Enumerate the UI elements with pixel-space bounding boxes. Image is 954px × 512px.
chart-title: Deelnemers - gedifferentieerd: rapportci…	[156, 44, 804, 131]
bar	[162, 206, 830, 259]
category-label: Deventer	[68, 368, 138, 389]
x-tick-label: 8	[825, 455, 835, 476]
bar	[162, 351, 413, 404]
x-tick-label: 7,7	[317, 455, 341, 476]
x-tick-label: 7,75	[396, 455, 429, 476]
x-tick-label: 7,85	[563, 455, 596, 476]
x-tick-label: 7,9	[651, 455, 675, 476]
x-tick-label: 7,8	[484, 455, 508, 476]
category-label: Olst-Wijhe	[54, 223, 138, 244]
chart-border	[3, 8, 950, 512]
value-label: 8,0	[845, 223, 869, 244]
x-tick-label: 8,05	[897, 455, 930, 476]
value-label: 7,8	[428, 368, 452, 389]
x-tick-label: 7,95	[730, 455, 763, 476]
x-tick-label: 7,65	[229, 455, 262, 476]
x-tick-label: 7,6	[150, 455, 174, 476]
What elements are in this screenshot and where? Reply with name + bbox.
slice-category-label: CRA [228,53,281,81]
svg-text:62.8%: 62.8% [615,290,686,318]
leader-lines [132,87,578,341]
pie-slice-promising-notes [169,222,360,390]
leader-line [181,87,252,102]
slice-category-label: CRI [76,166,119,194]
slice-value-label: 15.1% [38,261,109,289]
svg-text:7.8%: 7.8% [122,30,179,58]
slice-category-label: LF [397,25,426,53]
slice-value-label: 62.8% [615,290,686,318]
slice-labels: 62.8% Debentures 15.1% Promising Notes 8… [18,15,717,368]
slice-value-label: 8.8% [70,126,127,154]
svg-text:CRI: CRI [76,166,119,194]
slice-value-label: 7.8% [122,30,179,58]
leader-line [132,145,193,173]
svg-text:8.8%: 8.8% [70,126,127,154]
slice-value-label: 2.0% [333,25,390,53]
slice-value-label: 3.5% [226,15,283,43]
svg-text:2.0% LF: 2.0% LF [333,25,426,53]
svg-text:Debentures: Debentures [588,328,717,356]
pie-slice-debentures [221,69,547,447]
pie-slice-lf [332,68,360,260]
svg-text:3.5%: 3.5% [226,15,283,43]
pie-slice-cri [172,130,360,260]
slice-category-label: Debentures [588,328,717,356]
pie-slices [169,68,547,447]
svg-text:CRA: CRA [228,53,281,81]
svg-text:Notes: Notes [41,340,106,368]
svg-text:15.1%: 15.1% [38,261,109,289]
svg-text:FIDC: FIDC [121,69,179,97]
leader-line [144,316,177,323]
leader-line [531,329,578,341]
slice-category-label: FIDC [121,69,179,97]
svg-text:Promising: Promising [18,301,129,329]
-- -- --
Can you update the records above so that every "x-tick-label" becomes "x-axis-label", with nothing else changed?

Enumerate the UI elements with pixel-space bounding boxes. Image is 954px × 512px.
chart-title: Deelnemers - gedifferentieerd: rapportci…	[156, 44, 804, 131]
bar	[162, 206, 830, 259]
category-label: Deventer	[68, 368, 138, 389]
x-axis-label: 8	[825, 455, 835, 476]
bar	[162, 351, 413, 404]
x-axis-label: 7,7	[317, 455, 341, 476]
x-axis-label: 7,75	[396, 455, 429, 476]
x-axis-label: 7,85	[563, 455, 596, 476]
x-axis-label: 7,9	[651, 455, 675, 476]
x-axis-label: 7,8	[484, 455, 508, 476]
category-label: Olst-Wijhe	[54, 223, 138, 244]
chart-border	[3, 8, 950, 512]
value-label: 8,0	[845, 223, 869, 244]
x-axis-label: 8,05	[897, 455, 930, 476]
value-label: 7,8	[428, 368, 452, 389]
x-axis-label: 7,95	[730, 455, 763, 476]
x-axis-label: 7,65	[229, 455, 262, 476]
x-axis-label: 7,6	[150, 455, 174, 476]
What elements are in this screenshot and where? Reply with name + bbox.
slice-category-label: CRA [228,53,281,81]
svg-text:62.8%: 62.8% [615,290,686,318]
leader-lines [132,87,578,341]
pie-slice-promising-notes [169,222,360,390]
leader-line [181,87,252,102]
slice-category-label: CRI [76,166,119,194]
slice-value-label: 15.1% [38,261,109,289]
svg-text:7.8%: 7.8% [122,30,179,58]
slice-category-label: LF [397,25,426,53]
slice-value-label: 62.8% [615,290,686,318]
slice-labels: 62.8% Debentures 15.1% Promising Notes 8… [18,15,717,368]
slice-value-label: 8.8% [70,126,127,154]
svg-text:CRI: CRI [76,166,119,194]
slice-value-label: 7.8% [122,30,179,58]
leader-line [132,145,193,173]
svg-text:8.8%: 8.8% [70,126,127,154]
slice-value-label: 2.0% [333,25,390,53]
slice-value-label: 3.5% [226,15,283,43]
svg-text:2.0% LF: 2.0% LF [333,25,426,53]
svg-text:Debentures: Debentures [588,328,717,356]
pie-slice-debentures [221,69,547,447]
pie-slice-lf [332,68,360,260]
svg-text:3.5%: 3.5% [226,15,283,43]
pie-slice-cri [172,130,360,260]
slice-category-label: Debentures [588,328,717,356]
pie-slices [169,68,547,447]
svg-text:CRA: CRA [228,53,281,81]
svg-text:Notes: Notes [41,340,106,368]
svg-text:15.1%: 15.1% [38,261,109,289]
svg-text:FIDC: FIDC [121,69,179,97]
leader-line [144,316,177,323]
leader-line [531,329,578,341]
slice-category-label: FIDC [121,69,179,97]
svg-text:Promising: Promising [18,301,129,329]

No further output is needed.